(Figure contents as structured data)
━━━
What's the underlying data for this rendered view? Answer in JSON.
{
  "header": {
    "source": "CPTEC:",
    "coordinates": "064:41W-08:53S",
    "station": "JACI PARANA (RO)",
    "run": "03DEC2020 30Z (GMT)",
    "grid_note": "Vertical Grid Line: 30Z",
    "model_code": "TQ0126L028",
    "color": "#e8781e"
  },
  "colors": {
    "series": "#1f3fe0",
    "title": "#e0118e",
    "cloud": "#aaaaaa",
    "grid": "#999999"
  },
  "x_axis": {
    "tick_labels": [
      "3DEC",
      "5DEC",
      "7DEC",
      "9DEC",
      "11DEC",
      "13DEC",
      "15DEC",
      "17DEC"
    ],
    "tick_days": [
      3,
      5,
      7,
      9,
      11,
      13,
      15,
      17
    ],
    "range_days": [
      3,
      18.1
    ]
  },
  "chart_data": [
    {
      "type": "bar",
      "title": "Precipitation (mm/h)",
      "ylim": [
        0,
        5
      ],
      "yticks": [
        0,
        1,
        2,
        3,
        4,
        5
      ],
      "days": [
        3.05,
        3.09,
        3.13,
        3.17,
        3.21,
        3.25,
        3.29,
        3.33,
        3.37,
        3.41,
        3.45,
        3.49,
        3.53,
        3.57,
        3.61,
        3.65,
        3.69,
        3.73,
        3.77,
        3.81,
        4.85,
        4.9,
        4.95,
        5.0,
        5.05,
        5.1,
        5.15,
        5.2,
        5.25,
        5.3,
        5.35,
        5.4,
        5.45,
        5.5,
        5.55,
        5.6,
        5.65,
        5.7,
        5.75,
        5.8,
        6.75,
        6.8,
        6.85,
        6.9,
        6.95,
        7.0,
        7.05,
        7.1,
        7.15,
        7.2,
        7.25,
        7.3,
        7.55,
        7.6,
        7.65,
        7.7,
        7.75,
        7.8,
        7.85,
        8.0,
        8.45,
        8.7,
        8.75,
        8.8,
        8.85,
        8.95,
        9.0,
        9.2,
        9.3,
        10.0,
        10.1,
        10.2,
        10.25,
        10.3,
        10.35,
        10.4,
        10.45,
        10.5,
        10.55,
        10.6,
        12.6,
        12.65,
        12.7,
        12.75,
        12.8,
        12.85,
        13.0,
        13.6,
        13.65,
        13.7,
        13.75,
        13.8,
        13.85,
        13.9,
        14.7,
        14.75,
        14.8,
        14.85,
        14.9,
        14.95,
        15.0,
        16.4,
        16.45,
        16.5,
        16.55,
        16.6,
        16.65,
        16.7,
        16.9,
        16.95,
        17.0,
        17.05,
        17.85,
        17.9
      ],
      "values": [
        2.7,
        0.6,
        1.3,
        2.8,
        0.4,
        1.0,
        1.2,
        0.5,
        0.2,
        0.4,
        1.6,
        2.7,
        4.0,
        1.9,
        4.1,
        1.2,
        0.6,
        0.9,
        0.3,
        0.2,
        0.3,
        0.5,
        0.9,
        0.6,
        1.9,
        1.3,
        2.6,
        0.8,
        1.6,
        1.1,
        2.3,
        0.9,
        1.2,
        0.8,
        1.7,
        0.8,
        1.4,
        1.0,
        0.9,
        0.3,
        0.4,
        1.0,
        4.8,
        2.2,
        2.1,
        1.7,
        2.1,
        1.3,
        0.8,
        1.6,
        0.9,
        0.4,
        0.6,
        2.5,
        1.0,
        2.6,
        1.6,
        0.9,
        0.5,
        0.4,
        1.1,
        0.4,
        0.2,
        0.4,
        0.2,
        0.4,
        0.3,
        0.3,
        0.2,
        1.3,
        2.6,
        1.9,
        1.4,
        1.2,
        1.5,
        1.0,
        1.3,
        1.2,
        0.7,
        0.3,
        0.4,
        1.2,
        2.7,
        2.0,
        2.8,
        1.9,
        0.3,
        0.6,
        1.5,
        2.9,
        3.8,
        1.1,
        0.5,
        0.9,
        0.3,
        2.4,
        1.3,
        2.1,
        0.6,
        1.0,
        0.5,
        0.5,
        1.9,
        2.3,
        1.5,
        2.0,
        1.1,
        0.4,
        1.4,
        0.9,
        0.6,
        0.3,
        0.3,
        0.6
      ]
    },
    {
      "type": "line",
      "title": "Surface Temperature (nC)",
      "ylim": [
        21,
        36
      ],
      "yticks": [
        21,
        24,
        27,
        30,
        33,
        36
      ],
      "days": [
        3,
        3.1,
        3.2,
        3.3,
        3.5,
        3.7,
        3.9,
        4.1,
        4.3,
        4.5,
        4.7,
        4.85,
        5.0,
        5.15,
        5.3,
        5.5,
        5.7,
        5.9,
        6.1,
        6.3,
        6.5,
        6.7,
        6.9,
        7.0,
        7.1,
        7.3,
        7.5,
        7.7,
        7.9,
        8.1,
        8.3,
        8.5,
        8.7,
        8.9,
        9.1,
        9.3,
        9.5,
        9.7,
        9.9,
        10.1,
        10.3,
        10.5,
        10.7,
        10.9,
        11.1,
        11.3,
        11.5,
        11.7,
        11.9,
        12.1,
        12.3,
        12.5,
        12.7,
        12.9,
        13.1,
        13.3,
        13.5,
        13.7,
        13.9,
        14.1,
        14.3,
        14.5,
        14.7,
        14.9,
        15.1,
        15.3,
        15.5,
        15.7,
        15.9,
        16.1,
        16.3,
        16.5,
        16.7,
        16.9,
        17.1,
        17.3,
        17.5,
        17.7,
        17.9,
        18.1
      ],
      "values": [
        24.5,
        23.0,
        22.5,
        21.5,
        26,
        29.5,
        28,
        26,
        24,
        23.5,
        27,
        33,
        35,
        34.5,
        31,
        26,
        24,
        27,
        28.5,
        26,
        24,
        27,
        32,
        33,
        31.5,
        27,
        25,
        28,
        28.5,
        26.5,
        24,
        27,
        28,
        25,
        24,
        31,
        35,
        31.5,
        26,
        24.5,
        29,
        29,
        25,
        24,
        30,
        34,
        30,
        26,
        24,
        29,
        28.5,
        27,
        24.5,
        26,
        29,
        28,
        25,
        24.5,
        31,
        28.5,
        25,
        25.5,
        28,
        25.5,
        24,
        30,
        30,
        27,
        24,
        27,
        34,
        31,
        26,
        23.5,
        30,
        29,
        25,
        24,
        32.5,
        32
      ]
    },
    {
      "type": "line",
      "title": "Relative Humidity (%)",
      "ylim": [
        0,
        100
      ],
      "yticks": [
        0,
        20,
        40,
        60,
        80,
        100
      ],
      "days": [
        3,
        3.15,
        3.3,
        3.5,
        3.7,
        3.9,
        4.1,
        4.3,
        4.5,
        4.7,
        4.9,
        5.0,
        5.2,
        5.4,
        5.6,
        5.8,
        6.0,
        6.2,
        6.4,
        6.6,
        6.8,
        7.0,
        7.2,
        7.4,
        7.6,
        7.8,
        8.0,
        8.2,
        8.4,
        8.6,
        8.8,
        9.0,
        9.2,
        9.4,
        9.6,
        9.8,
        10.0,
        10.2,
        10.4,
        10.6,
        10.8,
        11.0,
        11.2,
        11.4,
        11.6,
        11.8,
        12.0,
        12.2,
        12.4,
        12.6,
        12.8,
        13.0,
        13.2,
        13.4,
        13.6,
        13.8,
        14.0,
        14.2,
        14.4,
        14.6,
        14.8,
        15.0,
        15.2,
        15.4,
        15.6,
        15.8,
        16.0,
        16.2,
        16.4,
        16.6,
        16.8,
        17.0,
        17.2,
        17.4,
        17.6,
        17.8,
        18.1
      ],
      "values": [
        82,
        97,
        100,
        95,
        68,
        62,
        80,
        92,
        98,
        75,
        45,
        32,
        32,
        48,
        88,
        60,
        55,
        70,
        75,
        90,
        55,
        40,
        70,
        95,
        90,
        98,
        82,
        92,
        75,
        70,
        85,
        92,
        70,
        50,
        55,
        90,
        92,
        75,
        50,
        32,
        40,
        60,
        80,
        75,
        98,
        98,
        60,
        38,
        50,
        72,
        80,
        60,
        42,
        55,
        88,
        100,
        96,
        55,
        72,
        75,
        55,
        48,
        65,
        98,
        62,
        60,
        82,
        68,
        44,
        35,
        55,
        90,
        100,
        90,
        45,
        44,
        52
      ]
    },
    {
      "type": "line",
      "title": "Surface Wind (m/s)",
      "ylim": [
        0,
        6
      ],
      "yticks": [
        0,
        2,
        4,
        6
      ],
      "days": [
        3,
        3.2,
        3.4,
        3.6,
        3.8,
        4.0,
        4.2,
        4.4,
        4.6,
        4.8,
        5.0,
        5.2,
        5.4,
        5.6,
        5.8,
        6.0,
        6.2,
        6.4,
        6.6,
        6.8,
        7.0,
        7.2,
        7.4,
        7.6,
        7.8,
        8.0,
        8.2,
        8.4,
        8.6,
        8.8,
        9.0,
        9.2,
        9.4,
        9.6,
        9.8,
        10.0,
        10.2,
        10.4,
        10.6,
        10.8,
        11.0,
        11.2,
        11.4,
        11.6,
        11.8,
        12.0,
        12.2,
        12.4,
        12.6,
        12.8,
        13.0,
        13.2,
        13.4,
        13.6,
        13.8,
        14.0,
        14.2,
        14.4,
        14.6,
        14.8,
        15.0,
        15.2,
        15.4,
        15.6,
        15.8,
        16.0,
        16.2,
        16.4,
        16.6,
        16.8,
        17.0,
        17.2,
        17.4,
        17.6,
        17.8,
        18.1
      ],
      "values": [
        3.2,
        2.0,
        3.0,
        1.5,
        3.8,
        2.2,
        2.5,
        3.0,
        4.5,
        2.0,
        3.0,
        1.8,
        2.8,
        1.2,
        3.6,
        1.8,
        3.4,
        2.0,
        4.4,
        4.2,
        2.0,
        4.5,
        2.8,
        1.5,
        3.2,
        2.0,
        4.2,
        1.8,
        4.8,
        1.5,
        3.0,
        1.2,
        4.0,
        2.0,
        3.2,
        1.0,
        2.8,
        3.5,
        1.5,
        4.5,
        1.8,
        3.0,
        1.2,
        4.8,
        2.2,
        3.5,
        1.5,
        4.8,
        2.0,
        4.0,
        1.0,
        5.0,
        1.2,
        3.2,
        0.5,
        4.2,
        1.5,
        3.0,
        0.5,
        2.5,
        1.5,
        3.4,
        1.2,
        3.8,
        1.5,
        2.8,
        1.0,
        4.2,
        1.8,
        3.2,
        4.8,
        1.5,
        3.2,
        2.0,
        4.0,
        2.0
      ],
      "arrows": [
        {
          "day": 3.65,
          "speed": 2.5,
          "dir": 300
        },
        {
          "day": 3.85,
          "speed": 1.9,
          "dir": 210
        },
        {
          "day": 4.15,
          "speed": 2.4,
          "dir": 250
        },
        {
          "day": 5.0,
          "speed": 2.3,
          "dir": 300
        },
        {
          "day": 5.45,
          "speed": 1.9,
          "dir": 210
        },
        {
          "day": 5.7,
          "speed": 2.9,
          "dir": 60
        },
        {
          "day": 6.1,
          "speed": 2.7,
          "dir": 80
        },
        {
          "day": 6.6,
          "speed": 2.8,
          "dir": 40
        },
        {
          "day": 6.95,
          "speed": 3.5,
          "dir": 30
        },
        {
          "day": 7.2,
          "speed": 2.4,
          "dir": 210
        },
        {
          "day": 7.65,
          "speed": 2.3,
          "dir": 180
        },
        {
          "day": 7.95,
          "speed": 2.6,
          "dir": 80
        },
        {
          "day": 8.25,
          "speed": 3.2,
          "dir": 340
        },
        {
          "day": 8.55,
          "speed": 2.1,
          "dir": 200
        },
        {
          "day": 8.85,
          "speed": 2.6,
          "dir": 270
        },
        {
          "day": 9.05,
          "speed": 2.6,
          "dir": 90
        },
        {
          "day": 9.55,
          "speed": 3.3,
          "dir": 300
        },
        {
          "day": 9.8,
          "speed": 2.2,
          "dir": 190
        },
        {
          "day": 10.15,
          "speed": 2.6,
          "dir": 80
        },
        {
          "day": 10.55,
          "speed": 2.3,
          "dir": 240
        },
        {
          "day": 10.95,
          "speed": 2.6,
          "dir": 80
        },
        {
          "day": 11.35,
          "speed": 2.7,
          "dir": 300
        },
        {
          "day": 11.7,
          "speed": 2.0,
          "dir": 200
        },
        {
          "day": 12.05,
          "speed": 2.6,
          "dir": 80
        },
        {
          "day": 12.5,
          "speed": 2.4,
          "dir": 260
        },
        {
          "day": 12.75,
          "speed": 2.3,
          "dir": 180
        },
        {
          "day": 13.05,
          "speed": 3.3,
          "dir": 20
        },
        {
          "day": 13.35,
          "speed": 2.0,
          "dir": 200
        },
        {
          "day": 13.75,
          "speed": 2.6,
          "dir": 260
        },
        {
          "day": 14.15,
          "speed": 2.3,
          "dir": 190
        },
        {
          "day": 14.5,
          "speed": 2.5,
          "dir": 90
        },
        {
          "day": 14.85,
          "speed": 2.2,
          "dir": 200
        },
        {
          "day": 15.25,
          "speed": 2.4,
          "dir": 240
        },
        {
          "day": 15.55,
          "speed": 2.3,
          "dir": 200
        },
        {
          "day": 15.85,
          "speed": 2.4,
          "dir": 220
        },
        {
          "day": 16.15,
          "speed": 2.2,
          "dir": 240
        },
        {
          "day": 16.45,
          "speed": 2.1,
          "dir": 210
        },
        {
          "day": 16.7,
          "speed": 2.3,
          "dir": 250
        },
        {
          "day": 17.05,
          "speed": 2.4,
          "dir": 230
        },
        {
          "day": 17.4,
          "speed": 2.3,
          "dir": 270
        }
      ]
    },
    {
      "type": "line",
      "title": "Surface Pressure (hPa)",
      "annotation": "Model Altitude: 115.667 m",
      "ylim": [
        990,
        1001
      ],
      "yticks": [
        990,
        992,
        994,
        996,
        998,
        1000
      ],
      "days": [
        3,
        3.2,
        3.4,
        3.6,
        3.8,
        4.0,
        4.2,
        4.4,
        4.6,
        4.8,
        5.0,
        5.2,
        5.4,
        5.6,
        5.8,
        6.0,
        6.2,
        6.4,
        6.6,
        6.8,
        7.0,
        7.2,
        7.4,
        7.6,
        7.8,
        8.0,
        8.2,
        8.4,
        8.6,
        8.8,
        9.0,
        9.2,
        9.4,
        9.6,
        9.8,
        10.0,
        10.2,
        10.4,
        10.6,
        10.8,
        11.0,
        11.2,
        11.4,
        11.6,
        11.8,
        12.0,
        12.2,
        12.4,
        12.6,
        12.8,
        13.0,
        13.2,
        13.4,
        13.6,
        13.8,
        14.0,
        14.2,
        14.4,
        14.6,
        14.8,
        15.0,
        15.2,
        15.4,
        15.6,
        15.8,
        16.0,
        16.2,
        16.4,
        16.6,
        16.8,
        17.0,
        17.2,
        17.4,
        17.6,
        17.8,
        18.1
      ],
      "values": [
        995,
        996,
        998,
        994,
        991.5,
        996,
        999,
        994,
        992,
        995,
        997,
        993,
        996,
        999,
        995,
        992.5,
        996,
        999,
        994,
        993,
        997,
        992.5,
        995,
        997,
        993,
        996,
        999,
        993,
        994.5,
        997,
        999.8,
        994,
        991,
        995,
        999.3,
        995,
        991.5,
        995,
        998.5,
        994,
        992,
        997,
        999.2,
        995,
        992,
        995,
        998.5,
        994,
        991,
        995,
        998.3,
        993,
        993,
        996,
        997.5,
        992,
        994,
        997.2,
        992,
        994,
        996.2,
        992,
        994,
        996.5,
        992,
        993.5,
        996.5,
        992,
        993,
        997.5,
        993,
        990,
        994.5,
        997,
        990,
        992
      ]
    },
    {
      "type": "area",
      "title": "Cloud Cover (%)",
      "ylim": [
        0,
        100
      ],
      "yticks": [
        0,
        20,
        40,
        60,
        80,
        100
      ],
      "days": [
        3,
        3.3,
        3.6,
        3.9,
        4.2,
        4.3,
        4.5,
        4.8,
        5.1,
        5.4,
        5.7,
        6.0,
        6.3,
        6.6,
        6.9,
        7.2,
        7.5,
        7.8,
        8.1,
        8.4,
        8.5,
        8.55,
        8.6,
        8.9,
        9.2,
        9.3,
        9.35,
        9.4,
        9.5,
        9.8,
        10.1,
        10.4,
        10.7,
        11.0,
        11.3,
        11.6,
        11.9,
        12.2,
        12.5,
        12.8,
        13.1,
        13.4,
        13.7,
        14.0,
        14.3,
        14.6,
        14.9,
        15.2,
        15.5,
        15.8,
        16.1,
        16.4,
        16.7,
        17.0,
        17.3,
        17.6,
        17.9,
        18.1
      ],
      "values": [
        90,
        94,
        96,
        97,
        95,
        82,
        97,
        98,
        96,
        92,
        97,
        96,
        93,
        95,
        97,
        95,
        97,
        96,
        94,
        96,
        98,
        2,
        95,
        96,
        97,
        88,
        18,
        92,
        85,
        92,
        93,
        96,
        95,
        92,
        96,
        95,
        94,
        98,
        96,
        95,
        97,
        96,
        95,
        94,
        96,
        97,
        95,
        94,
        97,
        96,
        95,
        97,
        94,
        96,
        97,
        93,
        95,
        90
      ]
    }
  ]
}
━━━
State only the count of lines above that hold the string "title".

7